■ **Record list**:
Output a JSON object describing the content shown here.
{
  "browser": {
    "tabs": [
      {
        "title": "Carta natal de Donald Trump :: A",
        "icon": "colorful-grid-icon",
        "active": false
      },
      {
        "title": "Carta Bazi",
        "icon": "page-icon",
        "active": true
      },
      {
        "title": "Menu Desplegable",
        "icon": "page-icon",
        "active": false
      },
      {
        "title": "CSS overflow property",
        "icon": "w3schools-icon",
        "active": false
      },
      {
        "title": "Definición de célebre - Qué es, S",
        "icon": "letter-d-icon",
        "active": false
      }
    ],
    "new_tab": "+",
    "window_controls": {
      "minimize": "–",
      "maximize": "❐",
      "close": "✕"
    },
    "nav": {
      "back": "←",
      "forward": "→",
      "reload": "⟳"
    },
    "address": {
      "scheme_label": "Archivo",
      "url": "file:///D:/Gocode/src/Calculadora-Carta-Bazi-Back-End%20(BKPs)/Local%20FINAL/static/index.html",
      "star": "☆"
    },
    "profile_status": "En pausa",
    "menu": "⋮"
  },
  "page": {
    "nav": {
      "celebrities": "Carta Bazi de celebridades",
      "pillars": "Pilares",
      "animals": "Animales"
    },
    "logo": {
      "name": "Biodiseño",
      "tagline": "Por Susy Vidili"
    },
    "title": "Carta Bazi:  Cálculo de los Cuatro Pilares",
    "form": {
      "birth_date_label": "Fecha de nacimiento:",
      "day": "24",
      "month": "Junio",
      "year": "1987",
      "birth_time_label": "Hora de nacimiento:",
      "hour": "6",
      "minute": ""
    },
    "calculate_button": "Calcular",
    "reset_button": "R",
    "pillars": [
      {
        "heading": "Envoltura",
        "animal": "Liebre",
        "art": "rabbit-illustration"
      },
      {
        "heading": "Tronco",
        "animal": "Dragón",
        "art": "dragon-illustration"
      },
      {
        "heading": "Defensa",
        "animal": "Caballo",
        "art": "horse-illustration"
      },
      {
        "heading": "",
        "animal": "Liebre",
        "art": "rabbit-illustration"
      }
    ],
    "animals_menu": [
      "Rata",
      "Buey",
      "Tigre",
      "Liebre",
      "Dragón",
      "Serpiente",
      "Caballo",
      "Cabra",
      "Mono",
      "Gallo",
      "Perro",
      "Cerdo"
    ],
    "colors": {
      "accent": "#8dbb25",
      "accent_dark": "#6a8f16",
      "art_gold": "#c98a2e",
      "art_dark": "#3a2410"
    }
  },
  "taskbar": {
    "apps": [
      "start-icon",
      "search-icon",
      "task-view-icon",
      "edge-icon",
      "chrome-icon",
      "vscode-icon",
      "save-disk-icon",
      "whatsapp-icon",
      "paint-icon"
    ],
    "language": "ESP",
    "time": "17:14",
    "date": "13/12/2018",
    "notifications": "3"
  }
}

■ **Objective**:
Read the entries above, then pull out the lines that include "title".

■ **Response for this exercise**:
        "title": "Carta natal de Donald Trump :: A",
        "title": "Carta Bazi",
        "title": "Menu Desplegable",
        "title": "CSS overflow property",
        "title": "Definición de célebre - Qué es, S",
    "title": "Carta Bazi:  Cálculo de los Cuatro Pilares",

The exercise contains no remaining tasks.